┏━━

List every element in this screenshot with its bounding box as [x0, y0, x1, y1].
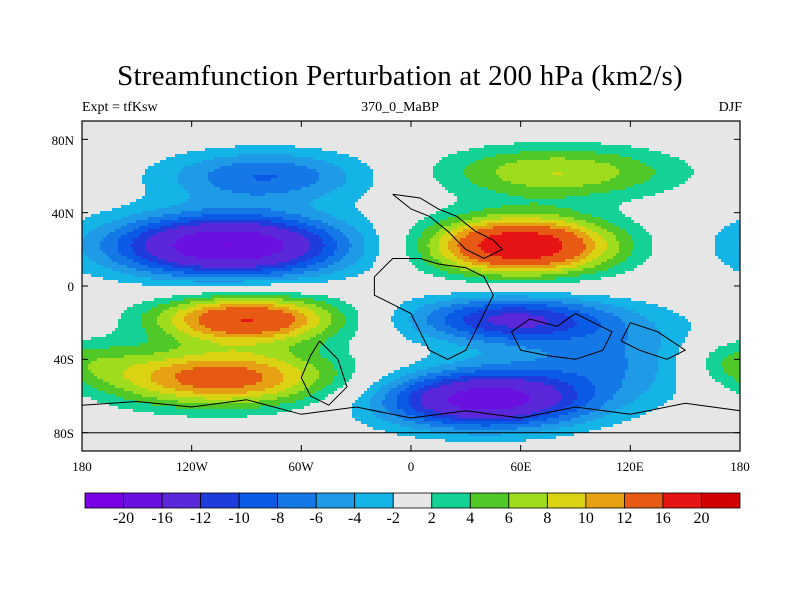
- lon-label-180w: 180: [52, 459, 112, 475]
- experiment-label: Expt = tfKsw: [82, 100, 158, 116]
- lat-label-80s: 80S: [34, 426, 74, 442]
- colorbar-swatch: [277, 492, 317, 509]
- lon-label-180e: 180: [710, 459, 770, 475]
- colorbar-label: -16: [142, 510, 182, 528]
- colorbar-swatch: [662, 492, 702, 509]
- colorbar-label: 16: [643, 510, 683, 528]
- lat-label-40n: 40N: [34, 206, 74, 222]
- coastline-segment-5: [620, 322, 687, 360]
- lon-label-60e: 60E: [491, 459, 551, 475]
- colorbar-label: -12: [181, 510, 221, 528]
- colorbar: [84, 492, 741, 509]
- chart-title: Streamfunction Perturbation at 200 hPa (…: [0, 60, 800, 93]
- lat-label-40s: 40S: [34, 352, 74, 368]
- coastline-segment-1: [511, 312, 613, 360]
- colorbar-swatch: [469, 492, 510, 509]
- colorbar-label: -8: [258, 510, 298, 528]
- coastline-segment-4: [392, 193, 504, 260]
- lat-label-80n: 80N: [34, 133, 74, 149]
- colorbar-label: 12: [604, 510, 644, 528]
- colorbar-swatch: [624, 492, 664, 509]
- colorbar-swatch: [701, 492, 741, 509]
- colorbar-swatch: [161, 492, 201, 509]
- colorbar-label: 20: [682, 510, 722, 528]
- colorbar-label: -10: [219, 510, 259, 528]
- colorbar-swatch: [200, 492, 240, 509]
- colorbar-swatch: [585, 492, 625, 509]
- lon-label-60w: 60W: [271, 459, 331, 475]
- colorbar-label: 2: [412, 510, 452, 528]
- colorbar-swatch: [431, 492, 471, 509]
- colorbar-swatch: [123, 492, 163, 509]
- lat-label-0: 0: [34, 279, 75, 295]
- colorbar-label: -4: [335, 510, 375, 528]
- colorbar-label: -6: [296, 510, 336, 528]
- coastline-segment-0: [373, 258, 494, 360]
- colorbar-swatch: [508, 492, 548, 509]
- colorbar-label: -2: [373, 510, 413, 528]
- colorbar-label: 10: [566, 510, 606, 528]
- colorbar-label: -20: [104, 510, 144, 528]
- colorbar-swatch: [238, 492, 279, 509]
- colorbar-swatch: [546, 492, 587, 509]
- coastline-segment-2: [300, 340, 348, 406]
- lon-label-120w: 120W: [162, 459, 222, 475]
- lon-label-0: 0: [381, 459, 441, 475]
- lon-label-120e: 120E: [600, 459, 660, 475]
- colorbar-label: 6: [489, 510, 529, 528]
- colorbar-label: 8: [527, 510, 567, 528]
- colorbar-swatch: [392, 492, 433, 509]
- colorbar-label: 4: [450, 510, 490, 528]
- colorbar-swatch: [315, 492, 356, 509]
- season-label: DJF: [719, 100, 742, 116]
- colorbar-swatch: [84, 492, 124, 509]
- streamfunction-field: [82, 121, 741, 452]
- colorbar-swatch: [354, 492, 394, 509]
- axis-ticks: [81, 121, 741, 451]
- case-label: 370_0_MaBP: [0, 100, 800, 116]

┗━━

AIM OF THE TASK
Please lay out all the data above as a Markdown table with two columns, Row and Text, giving each line its own numbered row and skipping blank lines. Leave the pictures out of the table.

OUTPUT OF THE TASK
| Row | Text |
|---|---|
| 1 | List every element in this screenshot with its bounding box as [x0, y0, x1, y1]. |
| 2 | - lon-label-180w: 180: [52, 459, 112, 475] |
| 3 | - experiment-label: Expt = tfKsw: [82, 100, 158, 116] |
| 4 | - lat-label-80s: 80S: [34, 426, 74, 442] |
| 5 | - colorbar-swatch: [277, 492, 317, 509] |
| 6 | - lon-label-180e: 180: [710, 459, 770, 475] |
| 7 | - colorbar-label: -16: [142, 510, 182, 528] |
| 8 | - colorbar-swatch: [662, 492, 702, 509] |
| 9 | - colorbar-label: 16: [643, 510, 683, 528] |
| 10 | - lat-label-40n: 40N: [34, 206, 74, 222] |
| 11 | - coastline-segment-5: [620, 322, 687, 360] |
| 12 | - lon-label-60e: 60E: [491, 459, 551, 475] |
| 13 | - colorbar-label: -12: [181, 510, 221, 528] |
| 14 | - colorbar: [84, 492, 741, 509] |
| 15 | - chart-title: Streamfunction Perturbation at 200 hPa (…: [0, 60, 800, 93] |
| 16 | - lat-label-40s: 40S: [34, 352, 74, 368] |
| 17 | - coastline-segment-1: [511, 312, 613, 360] |
| 18 | - colorbar-swatch: [469, 492, 510, 509] |
| 19 | - colorbar-label: -8: [258, 510, 298, 528] |
| 20 | - coastline-segment-4: [392, 193, 504, 260] |
| 21 | - lat-label-80n: 80N: [34, 133, 74, 149] |
| 22 | - colorbar-label: 12: [604, 510, 644, 528] |
| 23 | - colorbar-swatch: [624, 492, 664, 509] |
| 24 | - colorbar-swatch: [701, 492, 741, 509] |
| 25 | - colorbar-swatch: [161, 492, 201, 509] |
| 26 | - colorbar-label: 20: [682, 510, 722, 528] |
| 27 | - colorbar-label: -10: [219, 510, 259, 528] |
| 28 | - colorbar-swatch: [200, 492, 240, 509] |
| 29 | - colorbar-swatch: [585, 492, 625, 509] |
| 30 | - lon-label-60w: 60W: [271, 459, 331, 475] |
| 31 | - colorbar-label: 2: [412, 510, 452, 528] |
| 32 | - colorbar-swatch: [431, 492, 471, 509] |
| 33 | - colorbar-swatch: [123, 492, 163, 509] |
| 34 | - lat-label-0: 0: [34, 279, 75, 295] |
| 35 | - colorbar-label: -4: [335, 510, 375, 528] |
| 36 | - colorbar-label: -6: [296, 510, 336, 528] |
| 37 | - coastline-segment-0: [373, 258, 494, 360] |
| 38 | - colorbar-swatch: [508, 492, 548, 509] |
| 39 | - colorbar-label: -2: [373, 510, 413, 528] |
| 40 | - colorbar-label: 10: [566, 510, 606, 528] |
| 41 | - colorbar-label: -20: [104, 510, 144, 528] |
| 42 | - colorbar-swatch: [238, 492, 279, 509] |
| 43 | - colorbar-swatch: [546, 492, 587, 509] |
| 44 | - coastline-segment-2: [300, 340, 348, 406] |
| 45 | - lon-label-120w: 120W: [162, 459, 222, 475] |
| 46 | - lon-label-0: 0: [381, 459, 441, 475] |
| 47 | - lon-label-120e: 120E: [600, 459, 660, 475] |
| 48 | - colorbar-label: 6: [489, 510, 529, 528] |
| 49 | - colorbar-label: 8: [527, 510, 567, 528] |
| 50 | - colorbar-swatch: [392, 492, 433, 509] |
| 51 | - colorbar-label: 4: [450, 510, 490, 528] |
| 52 | - colorbar-swatch: [315, 492, 356, 509] |
| 53 | - season-label: DJF: [719, 100, 742, 116] |
| 54 | - colorbar-swatch: [84, 492, 124, 509] |
| 55 | - streamfunction-field: [82, 121, 741, 452] |
| 56 | - colorbar-swatch: [354, 492, 394, 509] |
| 57 | - axis-ticks: [81, 121, 741, 451] |
| 58 | - case-label: 370_0_MaBP: [0, 100, 800, 116] |